All of the data below must be repeated exactly.
--- Start of Input rows ---
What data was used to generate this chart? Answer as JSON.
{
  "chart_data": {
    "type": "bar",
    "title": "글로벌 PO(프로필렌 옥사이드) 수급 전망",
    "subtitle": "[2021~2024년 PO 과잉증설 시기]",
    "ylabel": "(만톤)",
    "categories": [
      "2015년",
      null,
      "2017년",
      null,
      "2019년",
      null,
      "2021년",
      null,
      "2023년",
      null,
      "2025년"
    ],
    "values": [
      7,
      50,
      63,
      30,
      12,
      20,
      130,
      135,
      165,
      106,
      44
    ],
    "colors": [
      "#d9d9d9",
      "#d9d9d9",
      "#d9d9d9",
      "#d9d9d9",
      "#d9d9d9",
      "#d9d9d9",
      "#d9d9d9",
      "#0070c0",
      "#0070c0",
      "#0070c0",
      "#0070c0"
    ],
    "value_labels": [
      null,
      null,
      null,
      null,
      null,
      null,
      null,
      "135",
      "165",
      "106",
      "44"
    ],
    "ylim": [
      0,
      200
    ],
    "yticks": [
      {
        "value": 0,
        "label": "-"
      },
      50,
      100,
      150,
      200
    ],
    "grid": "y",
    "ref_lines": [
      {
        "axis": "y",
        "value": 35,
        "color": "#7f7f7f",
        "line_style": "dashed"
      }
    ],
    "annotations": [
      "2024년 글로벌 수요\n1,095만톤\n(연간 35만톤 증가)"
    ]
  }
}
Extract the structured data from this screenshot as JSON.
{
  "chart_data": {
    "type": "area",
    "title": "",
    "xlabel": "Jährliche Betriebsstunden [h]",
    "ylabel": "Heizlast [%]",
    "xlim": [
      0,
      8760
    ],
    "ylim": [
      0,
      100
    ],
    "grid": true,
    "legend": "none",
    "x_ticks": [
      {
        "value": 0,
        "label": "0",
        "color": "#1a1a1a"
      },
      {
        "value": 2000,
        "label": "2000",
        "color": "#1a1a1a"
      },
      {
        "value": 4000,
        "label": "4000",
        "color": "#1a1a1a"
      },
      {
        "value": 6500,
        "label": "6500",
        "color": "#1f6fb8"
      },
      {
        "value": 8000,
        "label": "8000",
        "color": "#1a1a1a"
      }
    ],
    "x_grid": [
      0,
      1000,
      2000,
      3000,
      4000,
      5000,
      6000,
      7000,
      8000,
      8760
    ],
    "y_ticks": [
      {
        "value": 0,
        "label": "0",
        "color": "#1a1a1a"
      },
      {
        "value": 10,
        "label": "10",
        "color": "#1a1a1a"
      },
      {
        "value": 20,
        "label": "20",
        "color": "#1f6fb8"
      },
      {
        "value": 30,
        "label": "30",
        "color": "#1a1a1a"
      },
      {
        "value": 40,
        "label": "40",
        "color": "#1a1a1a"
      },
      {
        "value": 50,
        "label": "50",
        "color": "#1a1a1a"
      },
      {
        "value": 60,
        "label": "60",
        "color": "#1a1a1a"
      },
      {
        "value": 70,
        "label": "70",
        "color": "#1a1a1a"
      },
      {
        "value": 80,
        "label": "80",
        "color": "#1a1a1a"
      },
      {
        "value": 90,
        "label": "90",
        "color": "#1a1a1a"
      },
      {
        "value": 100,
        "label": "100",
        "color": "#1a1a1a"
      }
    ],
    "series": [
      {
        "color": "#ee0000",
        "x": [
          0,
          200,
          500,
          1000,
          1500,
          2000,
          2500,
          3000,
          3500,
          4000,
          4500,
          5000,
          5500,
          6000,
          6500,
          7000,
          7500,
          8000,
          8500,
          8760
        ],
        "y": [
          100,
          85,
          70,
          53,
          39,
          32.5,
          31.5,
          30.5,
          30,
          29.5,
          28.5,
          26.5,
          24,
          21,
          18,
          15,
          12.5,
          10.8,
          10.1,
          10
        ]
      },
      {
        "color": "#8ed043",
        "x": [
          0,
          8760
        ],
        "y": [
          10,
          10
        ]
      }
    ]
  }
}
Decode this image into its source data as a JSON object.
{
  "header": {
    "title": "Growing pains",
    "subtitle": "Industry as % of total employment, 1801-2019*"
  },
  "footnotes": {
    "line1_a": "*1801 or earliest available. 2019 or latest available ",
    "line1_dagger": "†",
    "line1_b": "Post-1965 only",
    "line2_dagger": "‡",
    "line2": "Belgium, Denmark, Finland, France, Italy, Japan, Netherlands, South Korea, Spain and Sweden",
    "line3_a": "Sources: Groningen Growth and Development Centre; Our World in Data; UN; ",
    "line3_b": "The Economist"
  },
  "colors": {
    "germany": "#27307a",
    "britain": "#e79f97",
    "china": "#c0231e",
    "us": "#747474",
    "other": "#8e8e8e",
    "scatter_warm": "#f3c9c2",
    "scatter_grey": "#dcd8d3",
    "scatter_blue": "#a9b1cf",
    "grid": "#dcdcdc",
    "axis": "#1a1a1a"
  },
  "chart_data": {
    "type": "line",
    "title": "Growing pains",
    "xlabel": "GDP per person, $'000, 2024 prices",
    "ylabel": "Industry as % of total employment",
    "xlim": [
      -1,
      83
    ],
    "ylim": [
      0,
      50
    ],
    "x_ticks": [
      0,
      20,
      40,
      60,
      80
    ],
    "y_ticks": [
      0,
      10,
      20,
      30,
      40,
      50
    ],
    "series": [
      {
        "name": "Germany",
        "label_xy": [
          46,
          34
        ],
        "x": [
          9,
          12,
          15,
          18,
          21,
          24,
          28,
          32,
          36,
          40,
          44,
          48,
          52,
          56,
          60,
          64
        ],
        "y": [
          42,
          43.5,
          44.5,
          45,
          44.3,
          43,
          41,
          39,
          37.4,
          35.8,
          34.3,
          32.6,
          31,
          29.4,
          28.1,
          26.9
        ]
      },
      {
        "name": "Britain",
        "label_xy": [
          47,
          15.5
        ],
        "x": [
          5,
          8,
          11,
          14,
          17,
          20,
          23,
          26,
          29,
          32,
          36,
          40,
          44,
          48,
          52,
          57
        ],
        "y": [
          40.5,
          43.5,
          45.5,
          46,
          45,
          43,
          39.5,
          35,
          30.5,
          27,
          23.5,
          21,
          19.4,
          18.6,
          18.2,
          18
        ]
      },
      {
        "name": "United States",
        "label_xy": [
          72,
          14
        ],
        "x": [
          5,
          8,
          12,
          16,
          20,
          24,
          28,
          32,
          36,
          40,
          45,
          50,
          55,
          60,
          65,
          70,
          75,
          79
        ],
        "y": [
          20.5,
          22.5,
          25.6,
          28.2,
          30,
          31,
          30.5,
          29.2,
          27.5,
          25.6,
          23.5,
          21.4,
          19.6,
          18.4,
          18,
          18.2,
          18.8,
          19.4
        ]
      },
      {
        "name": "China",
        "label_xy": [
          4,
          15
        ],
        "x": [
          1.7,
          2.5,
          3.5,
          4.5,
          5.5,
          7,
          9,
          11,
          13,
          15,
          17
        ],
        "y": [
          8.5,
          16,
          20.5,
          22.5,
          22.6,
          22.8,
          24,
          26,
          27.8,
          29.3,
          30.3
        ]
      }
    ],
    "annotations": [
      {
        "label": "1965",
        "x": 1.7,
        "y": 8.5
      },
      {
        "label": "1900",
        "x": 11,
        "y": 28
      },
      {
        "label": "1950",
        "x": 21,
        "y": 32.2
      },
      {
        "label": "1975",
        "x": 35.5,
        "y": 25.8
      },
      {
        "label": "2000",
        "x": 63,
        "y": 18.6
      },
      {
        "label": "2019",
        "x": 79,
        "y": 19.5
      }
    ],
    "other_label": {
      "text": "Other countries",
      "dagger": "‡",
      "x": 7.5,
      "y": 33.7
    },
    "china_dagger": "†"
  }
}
--- End of Input rows ---
(The response)
What data was used to generate this chart? Answer as JSON.
{
  "chart_data": {
    "type": "bar",
    "title": "글로벌 PO(프로필렌 옥사이드) 수급 전망",
    "subtitle": "[2021~2024년 PO 과잉증설 시기]",
    "ylabel": "(만톤)",
    "categories": [
      "2015년",
      null,
      "2017년",
      null,
      "2019년",
      null,
      "2021년",
      null,
      "2023년",
      null,
      "2025년"
    ],
    "values": [
      7,
      50,
      63,
      30,
      12,
      20,
      130,
      135,
      165,
      106,
      44
    ],
    "colors": [
      "#d9d9d9",
      "#d9d9d9",
      "#d9d9d9",
      "#d9d9d9",
      "#d9d9d9",
      "#d9d9d9",
      "#d9d9d9",
      "#0070c0",
      "#0070c0",
      "#0070c0",
      "#0070c0"
    ],
    "value_labels": [
      null,
      null,
      null,
      null,
      null,
      null,
      null,
      "135",
      "165",
      "106",
      "44"
    ],
    "ylim": [
      0,
      200
    ],
    "yticks": [
      {
        "value": 0,
        "label": "-"
      },
      50,
      100,
      150,
      200
    ],
    "grid": "y",
    "ref_lines": [
      {
        "axis": "y",
        "value": 35,
        "color": "#7f7f7f",
        "line_style": "dashed"
      }
    ],
    "annotations": [
      "2024년 글로벌 수요\n1,095만톤\n(연간 35만톤 증가)"
    ]
  }
}
Extract the structured data from this screenshot as JSON.
{
  "chart_data": {
    "type": "area",
    "title": "",
    "xlabel": "Jährliche Betriebsstunden [h]",
    "ylabel": "Heizlast [%]",
    "xlim": [
      0,
      8760
    ],
    "ylim": [
      0,
      100
    ],
    "grid": true,
    "legend": "none",
    "x_ticks": [
      {
        "value": 0,
        "label": "0",
        "color": "#1a1a1a"
      },
      {
        "value": 2000,
        "label": "2000",
        "color": "#1a1a1a"
      },
      {
        "value": 4000,
        "label": "4000",
        "color": "#1a1a1a"
      },
      {
        "value": 6500,
        "label": "6500",
        "color": "#1f6fb8"
      },
      {
        "value": 8000,
        "label": "8000",
        "color": "#1a1a1a"
      }
    ],
    "x_grid": [
      0,
      1000,
      2000,
      3000,
      4000,
      5000,
      6000,
      7000,
      8000,
      8760
    ],
    "y_ticks": [
      {
        "value": 0,
        "label": "0",
        "color": "#1a1a1a"
      },
      {
        "value": 10,
        "label": "10",
        "color": "#1a1a1a"
      },
      {
        "value": 20,
        "label": "20",
        "color": "#1f6fb8"
      },
      {
        "value": 30,
        "label": "30",
        "color": "#1a1a1a"
      },
      {
        "value": 40,
        "label": "40",
        "color": "#1a1a1a"
      },
      {
        "value": 50,
        "label": "50",
        "color": "#1a1a1a"
      },
      {
        "value": 60,
        "label": "60",
        "color": "#1a1a1a"
      },
      {
        "value": 70,
        "label": "70",
        "color": "#1a1a1a"
      },
      {
        "value": 80,
        "label": "80",
        "color": "#1a1a1a"
      },
      {
        "value": 90,
        "label": "90",
        "color": "#1a1a1a"
      },
      {
        "value": 100,
        "label": "100",
        "color": "#1a1a1a"
      }
    ],
    "series": [
      {
        "color": "#ee0000",
        "x": [
          0,
          200,
          500,
          1000,
          1500,
          2000,
          2500,
          3000,
          3500,
          4000,
          4500,
          5000,
          5500,
          6000,
          6500,
          7000,
          7500,
          8000,
          8500,
          8760
        ],
        "y": [
          100,
          85,
          70,
          53,
          39,
          32.5,
          31.5,
          30.5,
          30,
          29.5,
          28.5,
          26.5,
          24,
          21,
          18,
          15,
          12.5,
          10.8,
          10.1,
          10
        ]
      },
      {
        "color": "#8ed043",
        "x": [
          0,
          8760
        ],
        "y": [
          10,
          10
        ]
      }
    ]
  }
}
Decode this image into its source data as a JSON object.
{
  "header": {
    "title": "Growing pains",
    "subtitle": "Industry as % of total employment, 1801-2019*"
  },
  "footnotes": {
    "line1_a": "*1801 or earliest available. 2019 or latest available ",
    "line1_dagger": "†",
    "line1_b": "Post-1965 only",
    "line2_dagger": "‡",
    "line2": "Belgium, Denmark, Finland, France, Italy, Japan, Netherlands, South Korea, Spain and Sweden",
    "line3_a": "Sources: Groningen Growth and Development Centre; Our World in Data; UN; ",
    "line3_b": "The Economist"
  },
  "colors": {
    "germany": "#27307a",
    "britain": "#e79f97",
    "china": "#c0231e",
    "us": "#747474",
    "other": "#8e8e8e",
    "scatter_warm": "#f3c9c2",
    "scatter_grey": "#dcd8d3",
    "scatter_blue": "#a9b1cf",
    "grid": "#dcdcdc",
    "axis": "#1a1a1a"
  },
  "chart_data": {
    "type": "line",
    "title": "Growing pains",
    "xlabel": "GDP per person, $'000, 2024 prices",
    "ylabel": "Industry as % of total employment",
    "xlim": [
      -1,
      83
    ],
    "ylim": [
      0,
      50
    ],
    "x_ticks": [
      0,
      20,
      40,
      60,
      80
    ],
    "y_ticks": [
      0,
      10,
      20,
      30,
      40,
      50
    ],
    "series": [
      {
        "name": "Germany",
        "label_xy": [
          46,
          34
        ],
        "x": [
          9,
          12,
          15,
          18,
          21,
          24,
          28,
          32,
          36,
          40,
          44,
          48,
          52,
          56,
          60,
          64
        ],
        "y": [
          42,
          43.5,
          44.5,
          45,
          44.3,
          43,
          41,
          39,
          37.4,
          35.8,
          34.3,
          32.6,
          31,
          29.4,
          28.1,
          26.9
        ]
      },
      {
        "name": "Britain",
        "label_xy": [
          47,
          15.5
        ],
        "x": [
          5,
          8,
          11,
          14,
          17,
          20,
          23,
          26,
          29,
          32,
          36,
          40,
          44,
          48,
          52,
          57
        ],
        "y": [
          40.5,
          43.5,
          45.5,
          46,
          45,
          43,
          39.5,
          35,
          30.5,
          27,
          23.5,
          21,
          19.4,
          18.6,
          18.2,
          18
        ]
      },
      {
        "name": "United States",
        "label_xy": [
          72,
          14
        ],
        "x": [
          5,
          8,
          12,
          16,
          20,
          24,
          28,
          32,
          36,
          40,
          45,
          50,
          55,
          60,
          65,
          70,
          75,
          79
        ],
        "y": [
          20.5,
          22.5,
          25.6,
          28.2,
          30,
          31,
          30.5,
          29.2,
          27.5,
          25.6,
          23.5,
          21.4,
          19.6,
          18.4,
          18,
          18.2,
          18.8,
          19.4
        ]
      },
      {
        "name": "China",
        "label_xy": [
          4,
          15
        ],
        "x": [
          1.7,
          2.5,
          3.5,
          4.5,
          5.5,
          7,
          9,
          11,
          13,
          15,
          17
        ],
        "y": [
          8.5,
          16,
          20.5,
          22.5,
          22.6,
          22.8,
          24,
          26,
          27.8,
          29.3,
          30.3
        ]
      }
    ],
    "annotations": [
      {
        "label": "1965",
        "x": 1.7,
        "y": 8.5
      },
      {
        "label": "1900",
        "x": 11,
        "y": 28
      },
      {
        "label": "1950",
        "x": 21,
        "y": 32.2
      },
      {
        "label": "1975",
        "x": 35.5,
        "y": 25.8
      },
      {
        "label": "2000",
        "x": 63,
        "y": 18.6
      },
      {
        "label": "2019",
        "x": 79,
        "y": 19.5
      }
    ],
    "other_label": {
      "text": "Other countries",
      "dagger": "‡",
      "x": 7.5,
      "y": 33.7
    },
    "china_dagger": "†"
  }
}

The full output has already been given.